(Data entries for graphics)
▬▬▬▬▬▬▬▬▬▬

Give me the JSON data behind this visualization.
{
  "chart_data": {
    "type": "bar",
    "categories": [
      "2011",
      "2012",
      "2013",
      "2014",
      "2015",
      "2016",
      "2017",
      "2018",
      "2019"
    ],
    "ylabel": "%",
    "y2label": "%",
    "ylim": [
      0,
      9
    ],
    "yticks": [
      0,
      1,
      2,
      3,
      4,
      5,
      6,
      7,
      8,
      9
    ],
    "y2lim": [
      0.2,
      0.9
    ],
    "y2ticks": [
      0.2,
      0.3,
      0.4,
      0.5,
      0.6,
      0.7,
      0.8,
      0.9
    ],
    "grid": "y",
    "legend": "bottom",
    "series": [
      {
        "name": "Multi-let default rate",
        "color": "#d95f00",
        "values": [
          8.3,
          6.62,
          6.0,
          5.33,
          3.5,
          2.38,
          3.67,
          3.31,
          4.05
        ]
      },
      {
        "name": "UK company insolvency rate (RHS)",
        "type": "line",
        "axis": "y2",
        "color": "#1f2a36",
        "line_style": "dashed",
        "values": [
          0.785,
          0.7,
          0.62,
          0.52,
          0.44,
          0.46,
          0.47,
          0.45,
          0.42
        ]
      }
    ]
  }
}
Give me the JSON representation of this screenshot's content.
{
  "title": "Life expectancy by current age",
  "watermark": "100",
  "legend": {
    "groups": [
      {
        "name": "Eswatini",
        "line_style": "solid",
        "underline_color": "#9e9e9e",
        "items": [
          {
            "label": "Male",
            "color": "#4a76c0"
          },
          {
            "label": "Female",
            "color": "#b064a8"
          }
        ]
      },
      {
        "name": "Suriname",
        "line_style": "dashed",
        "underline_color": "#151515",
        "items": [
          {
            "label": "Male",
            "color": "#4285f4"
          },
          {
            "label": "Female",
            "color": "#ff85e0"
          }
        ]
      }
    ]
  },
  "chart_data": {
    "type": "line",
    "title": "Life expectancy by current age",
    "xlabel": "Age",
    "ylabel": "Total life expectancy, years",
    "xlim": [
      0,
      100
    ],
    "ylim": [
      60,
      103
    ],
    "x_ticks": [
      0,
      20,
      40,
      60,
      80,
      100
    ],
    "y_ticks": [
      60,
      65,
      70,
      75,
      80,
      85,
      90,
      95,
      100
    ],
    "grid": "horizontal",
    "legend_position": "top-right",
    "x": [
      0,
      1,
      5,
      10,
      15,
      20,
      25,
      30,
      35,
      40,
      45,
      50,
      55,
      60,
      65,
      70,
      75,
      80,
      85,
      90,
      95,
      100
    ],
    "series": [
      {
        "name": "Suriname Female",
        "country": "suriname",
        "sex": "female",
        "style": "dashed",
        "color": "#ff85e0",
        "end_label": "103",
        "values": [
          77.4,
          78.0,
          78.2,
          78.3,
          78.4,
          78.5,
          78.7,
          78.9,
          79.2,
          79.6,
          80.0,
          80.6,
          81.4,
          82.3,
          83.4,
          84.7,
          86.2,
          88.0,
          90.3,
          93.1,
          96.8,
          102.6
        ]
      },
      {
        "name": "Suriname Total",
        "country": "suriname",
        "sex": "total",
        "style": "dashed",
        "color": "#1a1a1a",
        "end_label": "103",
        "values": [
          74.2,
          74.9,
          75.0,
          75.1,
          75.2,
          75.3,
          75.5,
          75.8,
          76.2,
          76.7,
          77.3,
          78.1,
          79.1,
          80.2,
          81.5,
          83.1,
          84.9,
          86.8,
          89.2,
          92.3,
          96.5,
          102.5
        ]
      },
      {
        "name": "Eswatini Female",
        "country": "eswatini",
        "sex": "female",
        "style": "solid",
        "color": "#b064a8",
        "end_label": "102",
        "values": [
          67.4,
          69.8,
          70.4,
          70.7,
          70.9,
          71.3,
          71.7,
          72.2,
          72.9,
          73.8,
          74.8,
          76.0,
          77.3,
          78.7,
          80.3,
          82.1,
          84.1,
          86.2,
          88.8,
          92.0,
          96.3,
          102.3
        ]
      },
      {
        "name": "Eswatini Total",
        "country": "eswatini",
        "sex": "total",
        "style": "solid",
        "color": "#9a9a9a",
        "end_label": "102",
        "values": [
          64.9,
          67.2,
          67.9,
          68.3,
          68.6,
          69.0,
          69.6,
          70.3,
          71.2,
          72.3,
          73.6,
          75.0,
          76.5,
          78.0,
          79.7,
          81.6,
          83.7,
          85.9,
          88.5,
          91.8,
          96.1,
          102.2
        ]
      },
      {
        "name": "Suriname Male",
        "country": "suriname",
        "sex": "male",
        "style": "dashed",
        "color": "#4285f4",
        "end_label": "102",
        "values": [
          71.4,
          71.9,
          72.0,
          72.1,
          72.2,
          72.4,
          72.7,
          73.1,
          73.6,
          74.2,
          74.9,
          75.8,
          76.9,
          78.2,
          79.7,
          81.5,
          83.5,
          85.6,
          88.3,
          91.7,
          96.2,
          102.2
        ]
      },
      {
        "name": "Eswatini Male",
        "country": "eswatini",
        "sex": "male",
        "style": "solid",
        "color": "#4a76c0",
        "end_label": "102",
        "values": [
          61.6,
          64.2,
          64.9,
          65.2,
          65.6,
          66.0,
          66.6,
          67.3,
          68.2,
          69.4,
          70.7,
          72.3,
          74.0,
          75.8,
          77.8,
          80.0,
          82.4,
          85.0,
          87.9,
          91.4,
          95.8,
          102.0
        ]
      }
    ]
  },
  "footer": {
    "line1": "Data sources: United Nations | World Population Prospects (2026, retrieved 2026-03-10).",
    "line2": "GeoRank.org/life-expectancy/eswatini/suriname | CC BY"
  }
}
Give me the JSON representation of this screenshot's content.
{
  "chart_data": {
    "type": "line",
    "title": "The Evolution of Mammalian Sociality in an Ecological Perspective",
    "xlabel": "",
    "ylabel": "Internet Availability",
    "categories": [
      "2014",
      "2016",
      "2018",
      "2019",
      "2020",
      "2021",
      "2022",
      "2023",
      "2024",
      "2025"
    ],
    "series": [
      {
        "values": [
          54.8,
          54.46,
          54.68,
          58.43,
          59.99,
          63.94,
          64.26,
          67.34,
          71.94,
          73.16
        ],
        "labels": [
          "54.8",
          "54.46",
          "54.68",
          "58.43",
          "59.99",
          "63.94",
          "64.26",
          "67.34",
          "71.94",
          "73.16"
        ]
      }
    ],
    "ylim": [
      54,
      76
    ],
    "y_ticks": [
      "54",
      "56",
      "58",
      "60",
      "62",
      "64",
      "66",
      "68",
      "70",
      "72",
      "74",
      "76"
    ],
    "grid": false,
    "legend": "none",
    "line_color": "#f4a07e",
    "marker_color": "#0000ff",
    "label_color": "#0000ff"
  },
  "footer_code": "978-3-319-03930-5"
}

▬▬▬▬▬▬▬▬▬▬

REQUIRED WORK: Retype all of the entries precisely as they are.

SOLUTION FOR THIS PROBLEM:
Give me the JSON data behind this visualization.
{
  "chart_data": {
    "type": "bar",
    "categories": [
      "2011",
      "2012",
      "2013",
      "2014",
      "2015",
      "2016",
      "2017",
      "2018",
      "2019"
    ],
    "ylabel": "%",
    "y2label": "%",
    "ylim": [
      0,
      9
    ],
    "yticks": [
      0,
      1,
      2,
      3,
      4,
      5,
      6,
      7,
      8,
      9
    ],
    "y2lim": [
      0.2,
      0.9
    ],
    "y2ticks": [
      0.2,
      0.3,
      0.4,
      0.5,
      0.6,
      0.7,
      0.8,
      0.9
    ],
    "grid": "y",
    "legend": "bottom",
    "series": [
      {
        "name": "Multi-let default rate",
        "color": "#d95f00",
        "values": [
          8.3,
          6.62,
          6.0,
          5.33,
          3.5,
          2.38,
          3.67,
          3.31,
          4.05
        ]
      },
      {
        "name": "UK company insolvency rate (RHS)",
        "type": "line",
        "axis": "y2",
        "color": "#1f2a36",
        "line_style": "dashed",
        "values": [
          0.785,
          0.7,
          0.62,
          0.52,
          0.44,
          0.46,
          0.47,
          0.45,
          0.42
        ]
      }
    ]
  }
}
Give me the JSON representation of this screenshot's content.
{
  "title": "Life expectancy by current age",
  "watermark": "100",
  "legend": {
    "groups": [
      {
        "name": "Eswatini",
        "line_style": "solid",
        "underline_color": "#9e9e9e",
        "items": [
          {
            "label": "Male",
            "color": "#4a76c0"
          },
          {
            "label": "Female",
            "color": "#b064a8"
          }
        ]
      },
      {
        "name": "Suriname",
        "line_style": "dashed",
        "underline_color": "#151515",
        "items": [
          {
            "label": "Male",
            "color": "#4285f4"
          },
          {
            "label": "Female",
            "color": "#ff85e0"
          }
        ]
      }
    ]
  },
  "chart_data": {
    "type": "line",
    "title": "Life expectancy by current age",
    "xlabel": "Age",
    "ylabel": "Total life expectancy, years",
    "xlim": [
      0,
      100
    ],
    "ylim": [
      60,
      103
    ],
    "x_ticks": [
      0,
      20,
      40,
      60,
      80,
      100
    ],
    "y_ticks": [
      60,
      65,
      70,
      75,
      80,
      85,
      90,
      95,
      100
    ],
    "grid": "horizontal",
    "legend_position": "top-right",
    "x": [
      0,
      1,
      5,
      10,
      15,
      20,
      25,
      30,
      35,
      40,
      45,
      50,
      55,
      60,
      65,
      70,
      75,
      80,
      85,
      90,
      95,
      100
    ],
    "series": [
      {
        "name": "Suriname Female",
        "country": "suriname",
        "sex": "female",
        "style": "dashed",
        "color": "#ff85e0",
        "end_label": "103",
        "values": [
          77.4,
          78.0,
          78.2,
          78.3,
          78.4,
          78.5,
          78.7,
          78.9,
          79.2,
          79.6,
          80.0,
          80.6,
          81.4,
          82.3,
          83.4,
          84.7,
          86.2,
          88.0,
          90.3,
          93.1,
          96.8,
          102.6
        ]
      },
      {
        "name": "Suriname Total",
        "country": "suriname",
        "sex": "total",
        "style": "dashed",
        "color": "#1a1a1a",
        "end_label": "103",
        "values": [
          74.2,
          74.9,
          75.0,
          75.1,
          75.2,
          75.3,
          75.5,
          75.8,
          76.2,
          76.7,
          77.3,
          78.1,
          79.1,
          80.2,
          81.5,
          83.1,
          84.9,
          86.8,
          89.2,
          92.3,
          96.5,
          102.5
        ]
      },
      {
        "name": "Eswatini Female",
        "country": "eswatini",
        "sex": "female",
        "style": "solid",
        "color": "#b064a8",
        "end_label": "102",
        "values": [
          67.4,
          69.8,
          70.4,
          70.7,
          70.9,
          71.3,
          71.7,
          72.2,
          72.9,
          73.8,
          74.8,
          76.0,
          77.3,
          78.7,
          80.3,
          82.1,
          84.1,
          86.2,
          88.8,
          92.0,
          96.3,
          102.3
        ]
      },
      {
        "name": "Eswatini Total",
        "country": "eswatini",
        "sex": "total",
        "style": "solid",
        "color": "#9a9a9a",
        "end_label": "102",
        "values": [
          64.9,
          67.2,
          67.9,
          68.3,
          68.6,
          69.0,
          69.6,
          70.3,
          71.2,
          72.3,
          73.6,
          75.0,
          76.5,
          78.0,
          79.7,
          81.6,
          83.7,
          85.9,
          88.5,
          91.8,
          96.1,
          102.2
        ]
      },
      {
        "name": "Suriname Male",
        "country": "suriname",
        "sex": "male",
        "style": "dashed",
        "color": "#4285f4",
        "end_label": "102",
        "values": [
          71.4,
          71.9,
          72.0,
          72.1,
          72.2,
          72.4,
          72.7,
          73.1,
          73.6,
          74.2,
          74.9,
          75.8,
          76.9,
          78.2,
          79.7,
          81.5,
          83.5,
          85.6,
          88.3,
          91.7,
          96.2,
          102.2
        ]
      },
      {
        "name": "Eswatini Male",
        "country": "eswatini",
        "sex": "male",
        "style": "solid",
        "color": "#4a76c0",
        "end_label": "102",
        "values": [
          61.6,
          64.2,
          64.9,
          65.2,
          65.6,
          66.0,
          66.6,
          67.3,
          68.2,
          69.4,
          70.7,
          72.3,
          74.0,
          75.8,
          77.8,
          80.0,
          82.4,
          85.0,
          87.9,
          91.4,
          95.8,
          102.0
        ]
      }
    ]
  },
  "footer": {
    "line1": "Data sources: United Nations | World Population Prospects (2026, retrieved 2026-03-10).",
    "line2": "GeoRank.org/life-expectancy/eswatini/suriname | CC BY"
  }
}
Give me the JSON representation of this screenshot's content.
{
  "chart_data": {
    "type": "line",
    "title": "The Evolution of Mammalian Sociality in an Ecological Perspective",
    "xlabel": "",
    "ylabel": "Internet Availability",
    "categories": [
      "2014",
      "2016",
      "2018",
      "2019",
      "2020",
      "2021",
      "2022",
      "2023",
      "2024",
      "2025"
    ],
    "series": [
      {
        "values": [
          54.8,
          54.46,
          54.68,
          58.43,
          59.99,
          63.94,
          64.26,
          67.34,
          71.94,
          73.16
        ],
        "labels": [
          "54.8",
          "54.46",
          "54.68",
          "58.43",
          "59.99",
          "63.94",
          "64.26",
          "67.34",
          "71.94",
          "73.16"
        ]
      }
    ],
    "ylim": [
      54,
      76
    ],
    "y_ticks": [
      "54",
      "56",
      "58",
      "60",
      "62",
      "64",
      "66",
      "68",
      "70",
      "72",
      "74",
      "76"
    ],
    "grid": false,
    "legend": "none",
    "line_color": "#f4a07e",
    "marker_color": "#0000ff",
    "label_color": "#0000ff"
  },
  "footer_code": "978-3-319-03930-5"
}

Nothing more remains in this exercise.